● Input material
• • • •

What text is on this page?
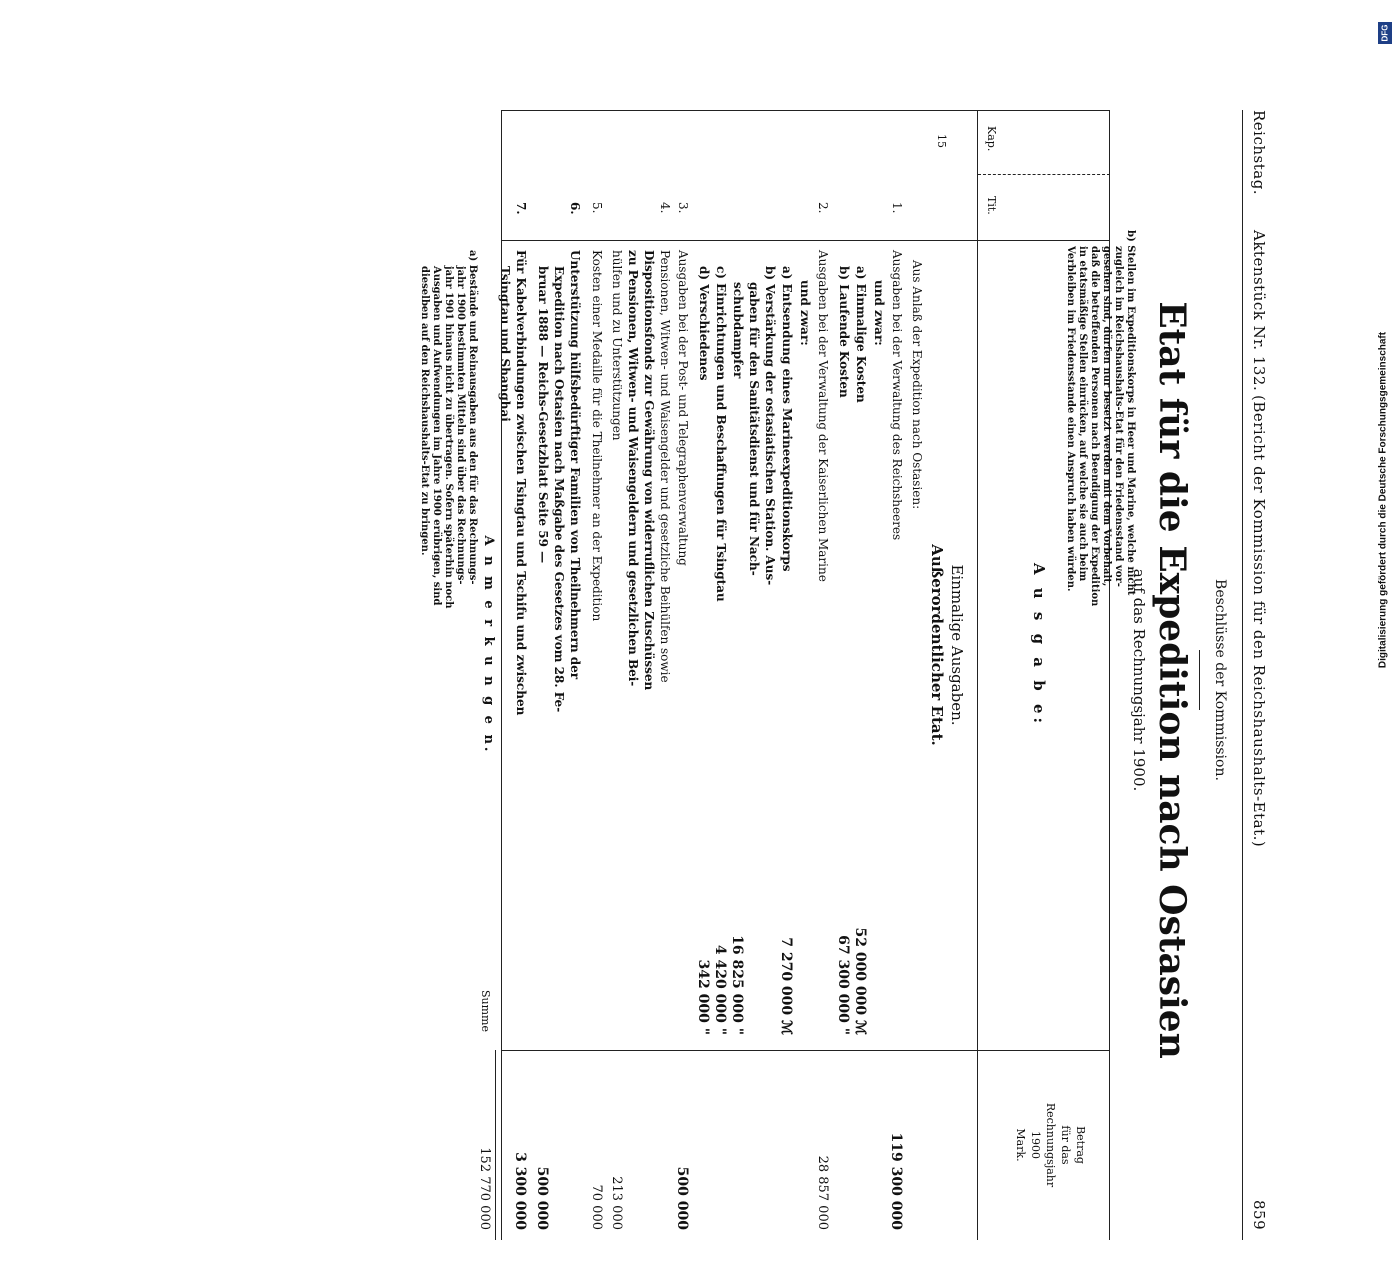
Reichstag.
Aktenstück Nr. 132.
(Bericht der Kommission für den Reichshaushalts-Etat.)
859
Beschlüsse der Kommission.
Etat für die Expedition nach Ostasien
auf das Rechnungsjahr 1900.
Kap.
Tit.
A u s g a b e:
Betrag
für das
Rechnungsjahr
1900
Mark.
Einmalige Ausgaben.
Außerordentlicher Etat.
15
Aus Anlaß der Expedition nach Ostasien:
1.
Ausgaben bei der Verwaltung des Reichsheeres
119 300 000
und zwar:
a) Einmalige Kosten
52 000 000 ℳ
b) Laufende Kosten
67 300 000 "
2.
Ausgaben bei der Verwaltung der Kaiserlichen Marine
28 857 000
und zwar:
a) Entsendung eines Marineexpeditionskorps
7 270 000 ℳ
b) Verstärkung der ostasiatischen Station. Aus-
gaben für den Sanitätsdienst und für Nach-
schubdampfer
16 825 000 "
c) Einrichtungen und Beschaffungen für Tsingtau
4 420 000 "
d) Verschiedenes
342 000 "
3.
Ausgaben bei der Post- und Telegraphenverwaltung
500 000
4.
Pensionen, Witwen- und Waisengelder und gesetzliche Beihülfen sowie
Dispositionsfonds zur Gewährung von widerruflichen Zuschüssen
zu Pensionen, Witwen- und Waisengeldern und gesetzlichen Bei-
hülfen und zu Unterstützungen
213 000
5.
Kosten einer Medaille für die Theilnehmer an der Expedition
70 000
6.
Unterstützung hülfsbedürftiger Familien von Theilnehmern der
Expedition nach Ostasien nach Maßgabe des Gesetzes vom 28. Fe-
bruar 1888 — Reichs-Gesetzblatt Seite 59 —
500 000
7.
Für Kabelverbindungen zwischen Tsingtau und Tschifu und zwischen
Tsingtau und Shanghai
3 300 000
A n m e r k u n g e n.
a) Bestände und Reinausgaben aus den für das Rechnungs-
jahr 1900 bestimmten Mitteln sind über das Rechnungs-
jahr 1901 hinaus nicht zu übertragen. Sofern späterhin noch
Ausgaben und Aufwendungen im Jahre 1900 erübrigen, sind
dieselben auf den Reichshaushalts-Etat zu bringen.
Summe
152 770 000
b) Stellen im Expeditionskorps in Heer und Marine, welche nicht
zugleich im Reichshaushalts-Etat für den Friedensstand vor-
gesehen sind, dürfen nur besetzt werden mit dem Vorbehalt,
daß die betreffenden Personen nach Beendigung der Expedition
in etatsmäßige Stellen einrücken, auf welche sie auch beim
Verbleiben im Friedensstande einen Anspruch haben würden.
DFG
Digitalisierung gefördert durch die Deutsche Forschungsgemeinschaft
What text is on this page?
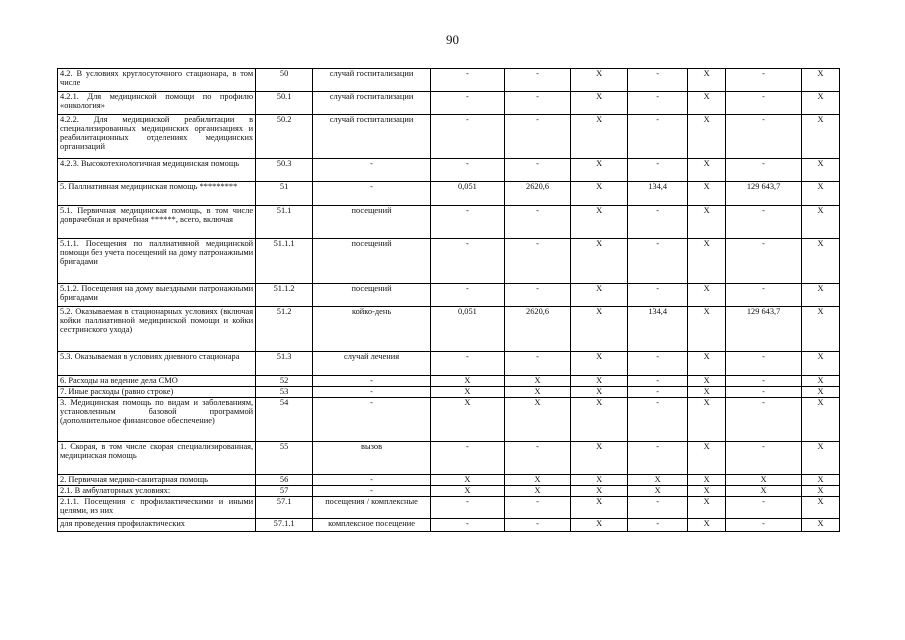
90
4.2. В условиях круглосуточного стационара, в том числе	50	случай госпитализации	-	-	X	-	X	-	X
4.2.1. Для медицинской помощи по профилю «онкология»	50.1	случай госпитализации	-	-	X	-	X	-	X
4.2.2. Для медицинской реабилитации в специализированных медицинских организациях и реабилитационных отделениях медицинских организаций	50.2	случай госпитализации	-	-	X	-	X	-	X
4.2.3. Высокотехнологичная медицинская помощь	50.3	-	-	-	X	-	X	-	X
5. Паллиативная медицинская помощь *********	51	-	0,051	2620,6	X	134,4	X	129 643,7	X
5.1. Первичная медицинская помощь, в том числе доврачебная и врачебная ******, всего, включая	51.1	посещений	-	-	X	-	X	-	X
5.1.1. Посещения по паллиативной медицинской помощи без учета посещений на дому патронажными бригадами	51.1.1	посещений	-	-	X	-	X	-	X
5.1.2. Посещения на дому выездными патронажными бригадами	51.1.2	посещений	-	-	X	-	X	-	X
5.2. Оказываемая в стационарных условиях (включая койки паллиативной медицинской помощи и койки сестринского ухода)	51.2	койко-день	0,051	2620,6	X	134,4	X	129 643,7	X
5.3. Оказываемая в условиях дневного стационара	51.3	случай лечения	-	-	X	-	X	-	X
6. Расходы на ведение дела СМО	52	-	X	X	X	-	X	-	X
7. Иные расходы (равно строке)	53	-	X	X	X	-	X	-	X
3. Медицинская помощь по видам и заболеваниям, установленным базовой программой (дополнительное финансовое обеспечение)	54	-	X	X	X	-	X	-	X
1. Скорая, в том числе скорая специализированная, медицинская помощь	55	вызов	-	-	X	-	X	-	X
2. Первичная медико-санитарная помощь	56	-	X	X	X	X	X	X	X
2.1. В амбулаторных условиях:	57	-	X	X	X	X	X	X	X
2.1.1. Посещения с профилактическими и иными целями, из них	57.1	посещения / комплексные	-	-	X	-	X	-	X
для проведения профилактических	57.1.1	комплексное посещение	-	-	X	-	X	-	X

• • • •

● Given exercise
Return all the lines that contain the string "Ostasien".

● The completed task
Etat für die Expedition nach Ostasien
Aus Anlaß der Expedition nach Ostasien:
Expedition nach Ostasien nach Maßgabe des Gesetzes vom 28. Fe-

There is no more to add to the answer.